**Given request:**
Output each line of the material exactly as it stands.

(Extracted records)

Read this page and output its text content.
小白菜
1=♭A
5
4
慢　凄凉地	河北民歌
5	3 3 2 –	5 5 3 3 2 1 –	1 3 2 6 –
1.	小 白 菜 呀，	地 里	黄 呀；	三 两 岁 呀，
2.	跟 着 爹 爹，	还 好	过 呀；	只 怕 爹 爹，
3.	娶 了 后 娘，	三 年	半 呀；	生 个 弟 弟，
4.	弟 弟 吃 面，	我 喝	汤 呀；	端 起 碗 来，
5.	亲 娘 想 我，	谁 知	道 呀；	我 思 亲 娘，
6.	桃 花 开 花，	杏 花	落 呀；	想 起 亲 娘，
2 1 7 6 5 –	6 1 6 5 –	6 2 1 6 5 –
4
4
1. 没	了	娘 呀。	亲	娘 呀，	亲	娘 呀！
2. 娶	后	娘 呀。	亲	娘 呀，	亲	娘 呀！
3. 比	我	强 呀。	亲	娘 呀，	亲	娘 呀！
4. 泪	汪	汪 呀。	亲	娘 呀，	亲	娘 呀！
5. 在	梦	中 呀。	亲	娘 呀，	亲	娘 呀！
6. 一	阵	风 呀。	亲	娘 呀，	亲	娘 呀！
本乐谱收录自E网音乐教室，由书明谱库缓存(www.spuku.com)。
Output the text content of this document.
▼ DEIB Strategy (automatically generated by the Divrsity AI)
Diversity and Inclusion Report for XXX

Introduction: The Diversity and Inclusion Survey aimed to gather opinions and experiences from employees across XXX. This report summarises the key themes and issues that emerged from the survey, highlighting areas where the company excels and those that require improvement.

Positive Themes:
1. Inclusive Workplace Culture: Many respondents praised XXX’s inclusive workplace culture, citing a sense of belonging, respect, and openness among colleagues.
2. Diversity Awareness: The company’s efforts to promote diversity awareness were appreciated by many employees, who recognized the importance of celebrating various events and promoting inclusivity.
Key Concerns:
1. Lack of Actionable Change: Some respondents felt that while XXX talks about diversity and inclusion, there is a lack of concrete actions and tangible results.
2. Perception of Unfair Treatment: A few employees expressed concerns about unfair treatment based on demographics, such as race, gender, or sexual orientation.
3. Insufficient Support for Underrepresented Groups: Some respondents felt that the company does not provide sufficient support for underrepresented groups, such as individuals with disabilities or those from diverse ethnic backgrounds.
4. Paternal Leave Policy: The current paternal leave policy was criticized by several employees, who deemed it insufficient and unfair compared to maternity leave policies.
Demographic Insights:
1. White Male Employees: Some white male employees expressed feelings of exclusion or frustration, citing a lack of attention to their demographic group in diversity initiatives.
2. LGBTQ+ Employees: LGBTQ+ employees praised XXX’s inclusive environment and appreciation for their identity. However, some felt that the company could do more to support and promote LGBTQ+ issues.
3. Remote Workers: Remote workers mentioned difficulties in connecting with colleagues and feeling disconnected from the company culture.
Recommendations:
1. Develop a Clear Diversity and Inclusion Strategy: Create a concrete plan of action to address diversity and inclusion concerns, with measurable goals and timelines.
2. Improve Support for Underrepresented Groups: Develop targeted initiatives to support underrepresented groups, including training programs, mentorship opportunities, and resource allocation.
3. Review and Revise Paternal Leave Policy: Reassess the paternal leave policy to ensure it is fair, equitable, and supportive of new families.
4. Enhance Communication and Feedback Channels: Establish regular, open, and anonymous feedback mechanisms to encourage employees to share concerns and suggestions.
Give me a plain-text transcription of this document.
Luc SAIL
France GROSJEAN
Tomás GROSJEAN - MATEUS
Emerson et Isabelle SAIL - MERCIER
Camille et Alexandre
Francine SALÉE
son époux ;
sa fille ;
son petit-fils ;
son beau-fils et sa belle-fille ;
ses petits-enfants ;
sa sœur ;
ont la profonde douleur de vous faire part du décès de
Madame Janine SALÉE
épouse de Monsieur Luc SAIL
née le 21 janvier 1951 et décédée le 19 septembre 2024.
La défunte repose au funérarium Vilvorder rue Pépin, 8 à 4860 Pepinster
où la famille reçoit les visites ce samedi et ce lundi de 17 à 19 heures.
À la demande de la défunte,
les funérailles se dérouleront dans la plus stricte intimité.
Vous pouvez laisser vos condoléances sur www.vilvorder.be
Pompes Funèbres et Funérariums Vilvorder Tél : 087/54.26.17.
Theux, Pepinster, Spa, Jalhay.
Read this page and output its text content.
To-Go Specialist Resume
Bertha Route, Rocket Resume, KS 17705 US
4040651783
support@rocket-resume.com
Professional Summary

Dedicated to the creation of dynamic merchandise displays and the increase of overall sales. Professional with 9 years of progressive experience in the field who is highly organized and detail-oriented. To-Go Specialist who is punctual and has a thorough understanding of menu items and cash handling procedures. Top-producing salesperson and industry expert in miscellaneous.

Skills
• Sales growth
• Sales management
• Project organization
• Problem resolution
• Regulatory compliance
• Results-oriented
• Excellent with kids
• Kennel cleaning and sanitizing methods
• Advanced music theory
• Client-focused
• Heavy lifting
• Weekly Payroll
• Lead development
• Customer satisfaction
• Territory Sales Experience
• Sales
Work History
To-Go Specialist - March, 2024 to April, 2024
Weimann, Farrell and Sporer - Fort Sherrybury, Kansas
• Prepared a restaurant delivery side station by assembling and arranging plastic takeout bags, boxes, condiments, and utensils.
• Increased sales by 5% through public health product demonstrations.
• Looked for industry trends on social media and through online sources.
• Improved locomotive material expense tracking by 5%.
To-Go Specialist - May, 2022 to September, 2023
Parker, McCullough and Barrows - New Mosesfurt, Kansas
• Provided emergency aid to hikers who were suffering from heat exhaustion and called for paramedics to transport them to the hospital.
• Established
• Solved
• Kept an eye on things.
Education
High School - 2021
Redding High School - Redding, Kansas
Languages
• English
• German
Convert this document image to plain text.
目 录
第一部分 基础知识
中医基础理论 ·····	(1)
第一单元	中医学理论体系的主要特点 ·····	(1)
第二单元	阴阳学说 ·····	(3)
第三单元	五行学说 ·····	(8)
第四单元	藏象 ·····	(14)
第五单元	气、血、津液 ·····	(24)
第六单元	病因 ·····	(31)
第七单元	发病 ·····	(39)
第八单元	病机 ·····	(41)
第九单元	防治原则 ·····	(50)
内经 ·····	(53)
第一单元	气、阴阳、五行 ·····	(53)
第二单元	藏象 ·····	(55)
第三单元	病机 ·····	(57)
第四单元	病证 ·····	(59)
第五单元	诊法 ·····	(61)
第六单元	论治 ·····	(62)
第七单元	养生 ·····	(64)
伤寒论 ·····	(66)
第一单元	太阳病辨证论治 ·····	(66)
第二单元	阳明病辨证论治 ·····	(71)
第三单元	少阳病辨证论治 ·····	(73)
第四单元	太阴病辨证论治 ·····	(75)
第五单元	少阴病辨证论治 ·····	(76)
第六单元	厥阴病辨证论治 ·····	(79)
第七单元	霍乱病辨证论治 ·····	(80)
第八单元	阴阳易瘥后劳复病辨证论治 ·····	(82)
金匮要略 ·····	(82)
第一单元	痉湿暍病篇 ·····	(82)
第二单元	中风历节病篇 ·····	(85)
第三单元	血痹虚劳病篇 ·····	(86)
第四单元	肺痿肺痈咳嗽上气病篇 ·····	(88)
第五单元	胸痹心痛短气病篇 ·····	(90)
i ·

**Response for this exercise:**
Read this page and output its text content.
小白菜
1=♭A
5
4
慢　凄凉地	河北民歌
5	3 3 2 –	5 5 3 3 2 1 –	1 3 2 6 –
1.	小 白 菜 呀，	地 里	黄 呀；	三 两 岁 呀，
2.	跟 着 爹 爹，	还 好	过 呀；	只 怕 爹 爹，
3.	娶 了 后 娘，	三 年	半 呀；	生 个 弟 弟，
4.	弟 弟 吃 面，	我 喝	汤 呀；	端 起 碗 来，
5.	亲 娘 想 我，	谁 知	道 呀；	我 思 亲 娘，
6.	桃 花 开 花，	杏 花	落 呀；	想 起 亲 娘，
2 1 7 6 5 –	6 1 6 5 –	6 2 1 6 5 –
4
4
1. 没	了	娘 呀。	亲	娘 呀，	亲	娘 呀！
2. 娶	后	娘 呀。	亲	娘 呀，	亲	娘 呀！
3. 比	我	强 呀。	亲	娘 呀，	亲	娘 呀！
4. 泪	汪	汪 呀。	亲	娘 呀，	亲	娘 呀！
5. 在	梦	中 呀。	亲	娘 呀，	亲	娘 呀！
6. 一	阵	风 呀。	亲	娘 呀，	亲	娘 呀！
本乐谱收录自E网音乐教室，由书明谱库缓存(www.spuku.com)。
Output the text content of this document.
▼ DEIB Strategy (automatically generated by the Divrsity AI)
Diversity and Inclusion Report for XXX

Introduction: The Diversity and Inclusion Survey aimed to gather opinions and experiences from employees across XXX. This report summarises the key themes and issues that emerged from the survey, highlighting areas where the company excels and those that require improvement.

Positive Themes:
1. Inclusive Workplace Culture: Many respondents praised XXX’s inclusive workplace culture, citing a sense of belonging, respect, and openness among colleagues.
2. Diversity Awareness: The company’s efforts to promote diversity awareness were appreciated by many employees, who recognized the importance of celebrating various events and promoting inclusivity.
Key Concerns:
1. Lack of Actionable Change: Some respondents felt that while XXX talks about diversity and inclusion, there is a lack of concrete actions and tangible results.
2. Perception of Unfair Treatment: A few employees expressed concerns about unfair treatment based on demographics, such as race, gender, or sexual orientation.
3. Insufficient Support for Underrepresented Groups: Some respondents felt that the company does not provide sufficient support for underrepresented groups, such as individuals with disabilities or those from diverse ethnic backgrounds.
4. Paternal Leave Policy: The current paternal leave policy was criticized by several employees, who deemed it insufficient and unfair compared to maternity leave policies.
Demographic Insights:
1. White Male Employees: Some white male employees expressed feelings of exclusion or frustration, citing a lack of attention to their demographic group in diversity initiatives.
2. LGBTQ+ Employees: LGBTQ+ employees praised XXX’s inclusive environment and appreciation for their identity. However, some felt that the company could do more to support and promote LGBTQ+ issues.
3. Remote Workers: Remote workers mentioned difficulties in connecting with colleagues and feeling disconnected from the company culture.
Recommendations:
1. Develop a Clear Diversity and Inclusion Strategy: Create a concrete plan of action to address diversity and inclusion concerns, with measurable goals and timelines.
2. Improve Support for Underrepresented Groups: Develop targeted initiatives to support underrepresented groups, including training programs, mentorship opportunities, and resource allocation.
3. Review and Revise Paternal Leave Policy: Reassess the paternal leave policy to ensure it is fair, equitable, and supportive of new families.
4. Enhance Communication and Feedback Channels: Establish regular, open, and anonymous feedback mechanisms to encourage employees to share concerns and suggestions.
Give me a plain-text transcription of this document.
Luc SAIL
France GROSJEAN
Tomás GROSJEAN - MATEUS
Emerson et Isabelle SAIL - MERCIER
Camille et Alexandre
Francine SALÉE
son époux ;
sa fille ;
son petit-fils ;
son beau-fils et sa belle-fille ;
ses petits-enfants ;
sa sœur ;
ont la profonde douleur de vous faire part du décès de
Madame Janine SALÉE
épouse de Monsieur Luc SAIL
née le 21 janvier 1951 et décédée le 19 septembre 2024.
La défunte repose au funérarium Vilvorder rue Pépin, 8 à 4860 Pepinster
où la famille reçoit les visites ce samedi et ce lundi de 17 à 19 heures.
À la demande de la défunte,
les funérailles se dérouleront dans la plus stricte intimité.
Vous pouvez laisser vos condoléances sur www.vilvorder.be
Pompes Funèbres et Funérariums Vilvorder Tél : 087/54.26.17.
Theux, Pepinster, Spa, Jalhay.
Read this page and output its text content.
To-Go Specialist Resume
Bertha Route, Rocket Resume, KS 17705 US
4040651783
support@rocket-resume.com
Professional Summary

Dedicated to the creation of dynamic merchandise displays and the increase of overall sales. Professional with 9 years of progressive experience in the field who is highly organized and detail-oriented. To-Go Specialist who is punctual and has a thorough understanding of menu items and cash handling procedures. Top-producing salesperson and industry expert in miscellaneous.

Skills
• Sales growth
• Sales management
• Project organization
• Problem resolution
• Regulatory compliance
• Results-oriented
• Excellent with kids
• Kennel cleaning and sanitizing methods
• Advanced music theory
• Client-focused
• Heavy lifting
• Weekly Payroll
• Lead development
• Customer satisfaction
• Territory Sales Experience
• Sales
Work History
To-Go Specialist - March, 2024 to April, 2024
Weimann, Farrell and Sporer - Fort Sherrybury, Kansas
• Prepared a restaurant delivery side station by assembling and arranging plastic takeout bags, boxes, condiments, and utensils.
• Increased sales by 5% through public health product demonstrations.
• Looked for industry trends on social media and through online sources.
• Improved locomotive material expense tracking by 5%.
To-Go Specialist - May, 2022 to September, 2023
Parker, McCullough and Barrows - New Mosesfurt, Kansas
• Provided emergency aid to hikers who were suffering from heat exhaustion and called for paramedics to transport them to the hospital.
• Established
• Solved
• Kept an eye on things.
Education
High School - 2021
Redding High School - Redding, Kansas
Languages
• English
• German
Convert this document image to plain text.
目 录
第一部分 基础知识
中医基础理论 ·····	(1)
第一单元	中医学理论体系的主要特点 ·····	(1)
第二单元	阴阳学说 ·····	(3)
第三单元	五行学说 ·····	(8)
第四单元	藏象 ·····	(14)
第五单元	气、血、津液 ·····	(24)
第六单元	病因 ·····	(31)
第七单元	发病 ·····	(39)
第八单元	病机 ·····	(41)
第九单元	防治原则 ·····	(50)
内经 ·····	(53)
第一单元	气、阴阳、五行 ·····	(53)
第二单元	藏象 ·····	(55)
第三单元	病机 ·····	(57)
第四单元	病证 ·····	(59)
第五单元	诊法 ·····	(61)
第六单元	论治 ·····	(62)
第七单元	养生 ·····	(64)
伤寒论 ·····	(66)
第一单元	太阳病辨证论治 ·····	(66)
第二单元	阳明病辨证论治 ·····	(71)
第三单元	少阳病辨证论治 ·····	(73)
第四单元	太阴病辨证论治 ·····	(75)
第五单元	少阴病辨证论治 ·····	(76)
第六单元	厥阴病辨证论治 ·····	(79)
第七单元	霍乱病辨证论治 ·····	(80)
第八单元	阴阳易瘥后劳复病辨证论治 ·····	(82)
金匮要略 ·····	(82)
第一单元	痉湿暍病篇 ·····	(82)
第二单元	中风历节病篇 ·····	(85)
第三单元	血痹虚劳病篇 ·····	(86)
第四单元	肺痿肺痈咳嗽上气病篇 ·····	(88)
第五单元	胸痹心痛短气病篇 ·····	(90)
i ·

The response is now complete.